▶ _Given instruction_:
Wherever the string "活动目标" occurs in a line of these records, report that line.

▶ _Data entries_:

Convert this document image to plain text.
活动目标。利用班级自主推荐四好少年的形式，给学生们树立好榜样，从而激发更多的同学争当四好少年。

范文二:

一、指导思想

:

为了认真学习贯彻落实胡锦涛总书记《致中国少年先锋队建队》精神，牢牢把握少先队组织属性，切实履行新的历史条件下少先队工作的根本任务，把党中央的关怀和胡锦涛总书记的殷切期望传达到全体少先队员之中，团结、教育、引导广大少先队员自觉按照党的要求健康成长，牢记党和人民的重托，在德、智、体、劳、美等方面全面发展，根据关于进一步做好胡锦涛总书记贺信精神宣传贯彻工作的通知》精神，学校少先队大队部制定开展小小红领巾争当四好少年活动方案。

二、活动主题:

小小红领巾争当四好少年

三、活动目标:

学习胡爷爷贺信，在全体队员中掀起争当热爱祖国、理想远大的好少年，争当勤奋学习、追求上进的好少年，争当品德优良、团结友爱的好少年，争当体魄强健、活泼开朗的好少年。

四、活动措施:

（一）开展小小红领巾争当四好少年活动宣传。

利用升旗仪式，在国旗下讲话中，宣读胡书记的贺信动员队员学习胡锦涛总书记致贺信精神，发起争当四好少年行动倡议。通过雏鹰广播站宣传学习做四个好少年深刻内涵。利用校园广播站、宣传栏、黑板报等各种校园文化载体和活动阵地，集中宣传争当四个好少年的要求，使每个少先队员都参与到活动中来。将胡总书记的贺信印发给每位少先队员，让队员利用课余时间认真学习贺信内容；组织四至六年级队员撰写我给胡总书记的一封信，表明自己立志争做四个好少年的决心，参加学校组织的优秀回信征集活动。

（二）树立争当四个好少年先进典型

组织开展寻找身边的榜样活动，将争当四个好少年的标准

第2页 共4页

▶ _Solved problem_:
活动目标。利用班级自主推荐四好少年的形式，给学生们树立好榜样，从而激发更多的同学争当四好少年。
三、活动目标:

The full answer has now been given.